Maude Barlow has worked tirelessly for water issues across the globe. She has just released a new book this month, Blue Future, which outlines how we can protect water as a human right for everyone, end the conflicts we currently face regarding water, and treat water and our ecosystems with more dignity so that we can continue to share this precious resource with coming generations. Barlow spearheaded the movement to declare water and sanitation a basic human right, which was recognized by the UN in July 2010 - however access to this right continues to elude hundreds of millions of people around the world, and implementation of water protection in many parts of the world is lacking. Join us as we talk to Barlow about her ideas, and the future of our relationship to water.

Blue Future book imageBJC: Blue Future completes the Blue Trilogy, following Blue Covenant in 2007 and Blue Gold in 2002. How does Blue Future fit in and add to the discussion?

MB: Blue Future is written post the UN recognition of the human right to water and sanitation and so has a very specific and important story to tell about how we got these rights recognised and what they mean. It is also more solution based than either of my other books and calls for a new water ethic based on very clear principles. It is also an update on the ecological and human crises the world is facing in terms of water and arms the public, policy makers and students with the information they need to work on the issue

BJC: With austerity policies taking hold in many countries in the EU, especially in southern Europe, there's increasing privatisation pressure driving marketing water as a for-profit commodity, rather than seeing it as a human right. What do we need to be on the watch for, in order to protect the principle of water as a human right in the EU?

MB: The austerity agenda in Europe is being used by those with an ideological agenda to privatise vital public services such as water and wastewater. If water privatisation is allowed to proceed, the price of water will skyrocket and water cut offs will escalate. (Cut-offs are already happening in Greece, Portugal, Italy and Spain but the numbers will increase dramatically if private companies are allowed to run water services on a for-profit basis.) Denial of basic water services is a direct violation of the human right to water and sanitation, so fighting water privatisation is essential if the human right to water is to be real.

BJC: Many of the arguments you pose have to do with putting the provisioning and control of water as a resource (back) into public hands. The EU's Water Framework Directive already has ambitious goals for water use and conservation, yet freshwater environments continue to be egregiously compromised. What needs to happen for the objectives of water conservation and protection to be met?

MB: My vision is to make government authorities and agencies responsible for carrying out conservation and watershed protection measures to work with communities who are the stewards of the water. We must set up a system of water use whereby those wanting access to public water must convince the "owners" of this public trust (the people) that they will use it wisely and without destroying it. In my opinion, the EU's Water Framework has some wonderful qualities and visions but needs the direct involvement of the public to be more effective.

BJC: Why do we need healthy rivers and lakes for the human right to water?

MB: For far too long, those concerned with water fell into two distinct groups: those concerned with the science and environmental aspects of water health; and those concerned with development and the human right to water. If we don't put these movements together in both analysis and action, we will have neither just access to water or enough clean water for all. We can have all the justice in the world but if we have polluted or displaced available water sources, we will never be able to make it real. Half the rivers in China have disappeared since 1990! How can we ensure water justice for the Chinese people when their water supplies are disappearing?

########

● What to produce
Copy word for word the part of the interview on water rights that opens with the words containing "MB: My vision" and closes with "right to water?".

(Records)
########

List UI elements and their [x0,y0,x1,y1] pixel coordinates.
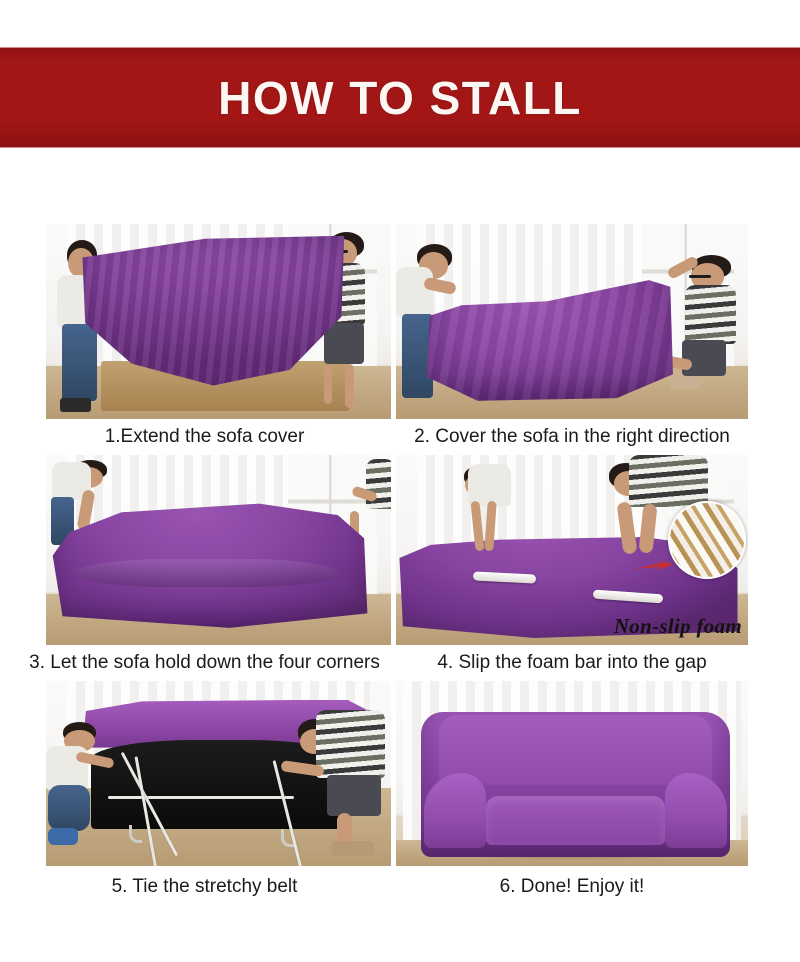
how-to-stall-infographic: HOW TO STALL [0,0,800,962]
leg [345,364,355,408]
step-6: 6. Done! Enjoy it! [396,681,748,908]
non-slip-foam-label: Non-slip foam [614,614,742,639]
step-3-photo [46,455,391,645]
torso [629,455,708,507]
torso [316,710,386,778]
shoe [670,376,699,389]
glasses-icon [689,275,711,278]
page-title: HOW TO STALL [218,75,582,121]
step-6-caption: 6. Done! Enjoy it! [396,866,748,908]
person-right [664,255,748,419]
shorts [327,775,381,815]
person-left [46,722,122,859]
legs [62,324,97,401]
red-arrow-icon [634,561,674,572]
torso [685,285,736,344]
torso [468,464,512,507]
step-2: 2. Cover the sofa in the right direction [396,224,748,455]
step-5: 5. Tie the stretchy belt [46,681,391,908]
shoe [331,841,374,857]
step-6-photo [396,681,748,866]
shoe [60,398,90,412]
arm-2 [484,501,497,552]
sofa-backrest [439,715,712,784]
step-2-caption: 2. Cover the sofa in the right direction [396,419,748,455]
step-4-caption: 4. Slip the foam bar into the gap [396,645,748,681]
strap-horizontal [108,796,294,799]
step-1-photo [46,224,391,419]
step-5-caption: 5. Tie the stretchy belt [46,866,391,908]
arm [617,501,638,554]
arm-2 [638,504,657,554]
shoe [48,828,78,844]
step-2-photo [396,224,748,419]
non-slip-foam-closeup-inset [668,501,746,579]
step-4: Non-slip foam 4. Slip the foam bar into … [396,455,748,681]
seat-crease [76,559,338,588]
person-right [294,707,391,862]
header-banner: HOW TO STALL [0,47,800,148]
shorts [682,340,726,376]
step-1: 1.Extend the sofa cover [46,224,391,455]
legs-crouching [48,785,90,832]
finished-covered-sofa [421,712,731,856]
step-3: 3. Let the sofa hold down the four corne… [46,455,391,681]
shorts [324,323,364,363]
sofa-seat [486,796,666,845]
step-1-caption: 1.Extend the sofa cover [46,419,391,455]
step-4-photo: Non-slip foam [396,455,748,645]
steps-grid: 1.Extend the sofa cover [46,224,748,908]
step-5-photo [46,681,391,866]
torso [366,459,391,509]
person-left [452,459,522,584]
step-3-caption: 3. Let the sofa hold down the four corne… [46,645,391,681]
sofa-arm-left [424,773,486,848]
arm [471,501,485,552]
sofa-arm-right [665,773,727,848]
torso [396,267,433,317]
arm-lower [324,364,332,404]
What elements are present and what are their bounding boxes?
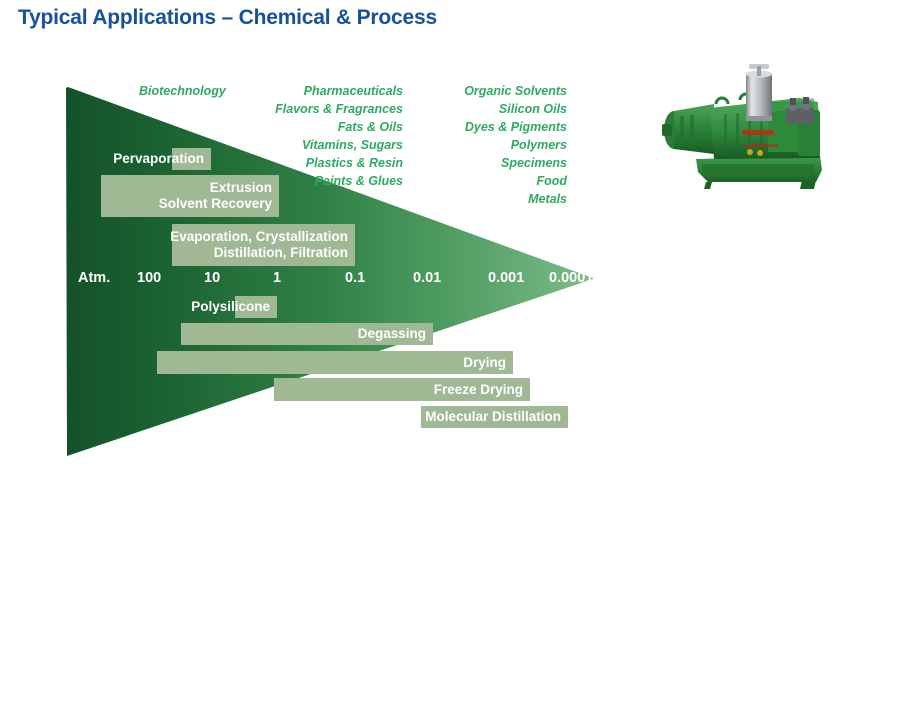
axis-tick-atm: Atm. (78, 270, 110, 286)
application-bar-pervaporation[interactable]: Pervaporation (172, 148, 211, 170)
group-right-column: Organic Solvents Silicon Oils Dyes & Pig… (406, 82, 567, 208)
group-item: Plastics & Resin (203, 154, 403, 172)
pressure-scale-axis: Atm.1001010.10.010.0010.0001 (66, 270, 596, 290)
application-bar-label: Drying (463, 355, 506, 371)
application-bar-label: Molecular Distillation (425, 409, 561, 425)
group-item: Metals (406, 190, 567, 208)
pump-base (696, 156, 822, 189)
group-item: Pharmaceuticals (203, 82, 403, 100)
group-item: Polymers (406, 136, 567, 154)
application-bar-freeze[interactable]: Freeze Drying (274, 378, 530, 401)
slide-canvas: Typical Applications – Chemical & Proces… (0, 0, 920, 706)
group-item: Specimens (406, 154, 567, 172)
group-item: Silicon Oils (406, 100, 567, 118)
application-bar-label: Degassing (358, 326, 426, 342)
exhaust-cylinder (746, 64, 772, 121)
vacuum-pump-image (650, 58, 840, 193)
application-bar-label: Pervaporation (113, 151, 204, 167)
vacuum-pump-illustration (650, 58, 840, 193)
application-bar-molecular[interactable]: Molecular Distillation (421, 406, 568, 428)
axis-tick-001: 0.01 (413, 270, 441, 286)
pump-motor (662, 104, 714, 154)
group-item: Flavors & Fragrances (203, 100, 403, 118)
application-bar-polysilicone[interactable]: Polysilicone (235, 296, 277, 318)
application-bar-label: ExtrusionSolvent Recovery (159, 180, 272, 212)
group-item: Food (406, 172, 567, 190)
group-item: Fats & Oils (203, 118, 403, 136)
group-item: Vitamins, Sugars (203, 136, 403, 154)
axis-tick-100: 100 (137, 270, 161, 286)
axis-tick-1: 1 (273, 270, 281, 286)
group-item: Dyes & Pigments (406, 118, 567, 136)
axis-tick-00001: 0.0001 (549, 270, 593, 286)
application-bar-evaporation[interactable]: Evaporation, CrystallizationDistillation… (172, 224, 355, 266)
group-item: Organic Solvents (406, 82, 567, 100)
axis-tick-01: 0.1 (345, 270, 365, 286)
application-bar-degassing[interactable]: Degassing (181, 323, 433, 345)
application-bar-extrusion[interactable]: ExtrusionSolvent Recovery (101, 175, 279, 217)
axis-tick-0001: 0.001 (488, 270, 524, 286)
axis-tick-10: 10 (204, 270, 220, 286)
group-middle-column: Pharmaceuticals Flavors & Fragrances Fat… (203, 82, 403, 190)
application-bar-label: Polysilicone (191, 299, 270, 315)
application-bar-label: Evaporation, CrystallizationDistillation… (170, 229, 348, 261)
application-bar-label: Freeze Drying (434, 382, 523, 398)
application-bar-drying[interactable]: Drying (157, 351, 513, 374)
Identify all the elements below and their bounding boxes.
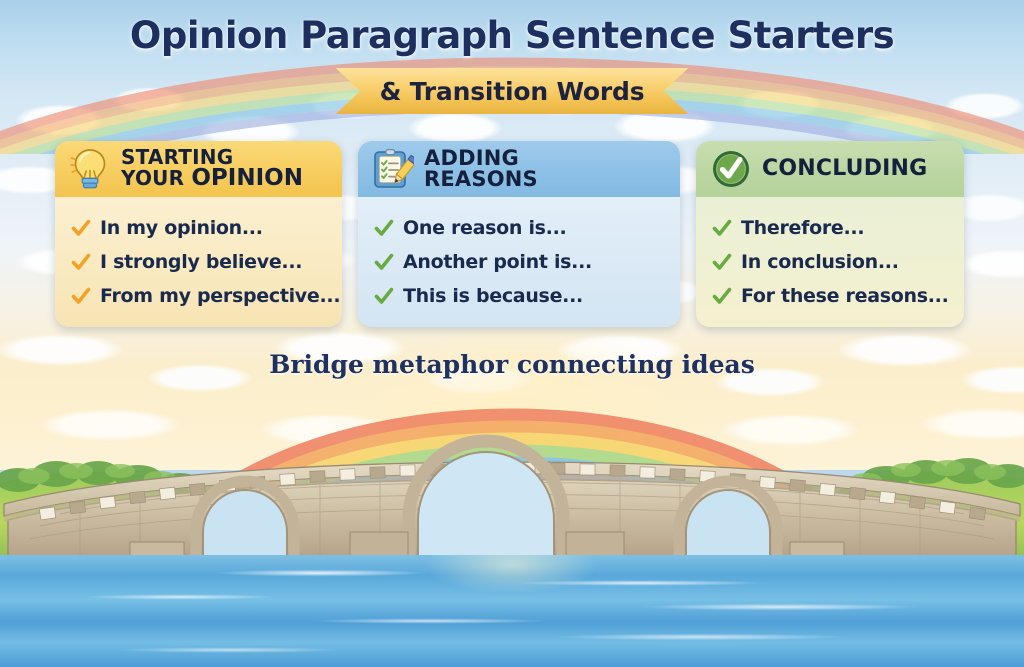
check-icon — [374, 218, 394, 238]
check-badge-icon — [710, 147, 752, 191]
card-starting-your-opinion[interactable]: STARTING YOUR OPINION In my opinion... I… — [55, 141, 342, 327]
list-item-label: In conclusion... — [741, 251, 899, 273]
stone-arch-bridge — [4, 441, 1020, 570]
card-body: Therefore... In conclusion... For these … — [696, 197, 964, 323]
list-item[interactable]: For these reasons... — [712, 279, 956, 313]
card-header: STARTING YOUR OPINION — [55, 141, 342, 197]
card-title-line-1: STARTING — [121, 147, 303, 167]
list-item[interactable]: I strongly believe... — [71, 245, 334, 279]
check-icon — [712, 252, 732, 272]
list-item-label: One reason is... — [403, 217, 566, 239]
card-body: In my opinion... I strongly believe... F… — [55, 197, 342, 323]
list-item-label: Therefore... — [741, 217, 864, 239]
list-item-label: From my perspective... — [100, 285, 340, 307]
check-icon — [71, 252, 91, 272]
bridge-arches — [196, 441, 777, 568]
card-adding-reasons[interactable]: ADDING REASONS One reason is... Another … — [358, 141, 680, 327]
page-title: Opinion Paragraph Sentence Starters — [0, 14, 1024, 57]
card-title-line-1: ADDING — [424, 148, 538, 169]
list-item-label: For these reasons... — [741, 285, 948, 307]
card-body: One reason is... Another point is... Thi… — [358, 197, 680, 323]
check-icon — [712, 218, 732, 238]
card-title-line-2: YOUR — [121, 166, 191, 190]
card-title-line-1: CONCLUDING — [762, 158, 927, 180]
lightbulb-icon — [69, 147, 111, 191]
list-item-label: This is because... — [403, 285, 583, 307]
list-item-label: In my opinion... — [100, 217, 263, 239]
check-icon — [71, 286, 91, 306]
list-item[interactable]: In conclusion... — [712, 245, 956, 279]
sentence-starter-cards: STARTING YOUR OPINION In my opinion... I… — [0, 141, 1024, 331]
card-header: ADDING REASONS — [358, 141, 680, 197]
water-highlights — [0, 555, 1024, 667]
card-header-title: CONCLUDING — [762, 158, 927, 180]
card-title-emphasis: OPINION — [191, 165, 303, 191]
ribbon-label: & Transition Words — [336, 68, 689, 114]
bridge-caption: Bridge metaphor connecting ideas — [0, 350, 1024, 379]
card-title-line-2: REASONS — [424, 169, 538, 190]
list-item[interactable]: Another point is... — [374, 245, 672, 279]
list-item[interactable]: This is because... — [374, 279, 672, 313]
check-icon — [712, 286, 732, 306]
check-icon — [71, 218, 91, 238]
bridge-illustration — [0, 392, 1024, 667]
list-item[interactable]: In my opinion... — [71, 211, 334, 245]
list-item[interactable]: One reason is... — [374, 211, 672, 245]
check-icon — [374, 286, 394, 306]
card-concluding[interactable]: CONCLUDING Therefore... In conclusion...… — [696, 141, 964, 327]
clipboard-pencil-icon — [372, 147, 414, 191]
check-icon — [374, 252, 394, 272]
poster-canvas: Opinion Paragraph Sentence Starters & Tr… — [0, 0, 1024, 667]
ribbon-banner: & Transition Words — [0, 68, 1024, 114]
card-header: CONCLUDING — [696, 141, 964, 197]
list-item[interactable]: Therefore... — [712, 211, 956, 245]
list-item-label: Another point is... — [403, 251, 592, 273]
card-header-title: STARTING YOUR OPINION — [121, 147, 303, 191]
list-item-label: I strongly believe... — [100, 251, 302, 273]
list-item[interactable]: From my perspective... — [71, 279, 334, 313]
card-header-title: ADDING REASONS — [424, 148, 538, 191]
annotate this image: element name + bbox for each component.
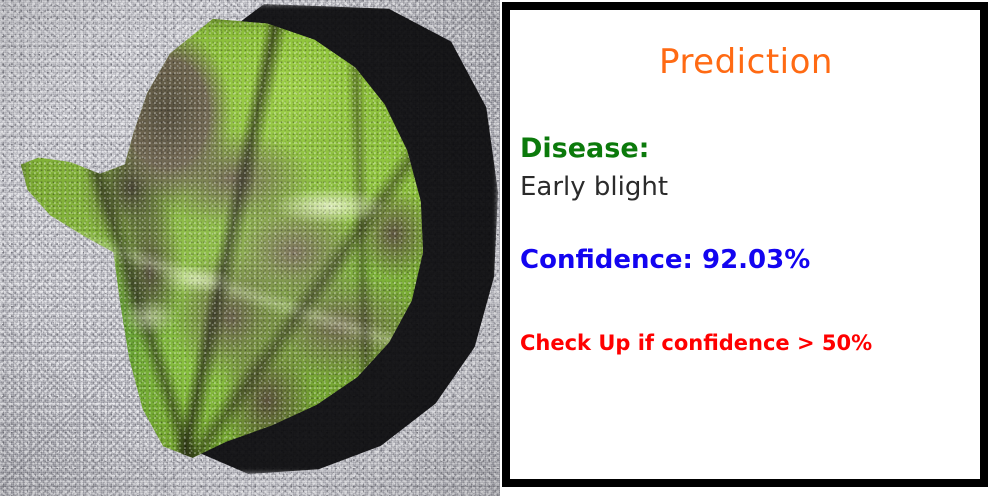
prediction-title: Prediction: [520, 42, 972, 82]
image-vignette: [0, 0, 500, 496]
prediction-app: Prediction Disease: Early blight Confide…: [0, 0, 998, 496]
prediction-panel: Prediction Disease: Early blight Confide…: [500, 0, 998, 496]
disease-value: Early blight: [520, 173, 972, 201]
leaf-image-panel: [0, 0, 500, 496]
prediction-card: Prediction Disease: Early blight Confide…: [502, 2, 988, 487]
checkup-warning: Check Up if confidence > 50%: [520, 332, 972, 355]
prediction-details: Disease: Early blight Confidence: 92.03%…: [520, 134, 972, 355]
confidence-line: Confidence: 92.03%: [520, 246, 972, 274]
disease-label: Disease:: [520, 134, 972, 163]
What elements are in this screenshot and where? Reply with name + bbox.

########

● Answer to this problem
MB: My vision is to make government authorities and agencies responsible for carrying out conservation and watershed protection measures to work with communities who are the stewards of the water. We must set up a system of water use whereby those wanting access to public water must convince the "owners" of this public trust (the people) that they will use it wisely and without destroying it. In my opinion, the EU's Water Framework has some wonderful qualities and visions but needs the direct involvement of the public to be more effective.

BJC: Why do we need healthy rivers and lakes for the human right to water?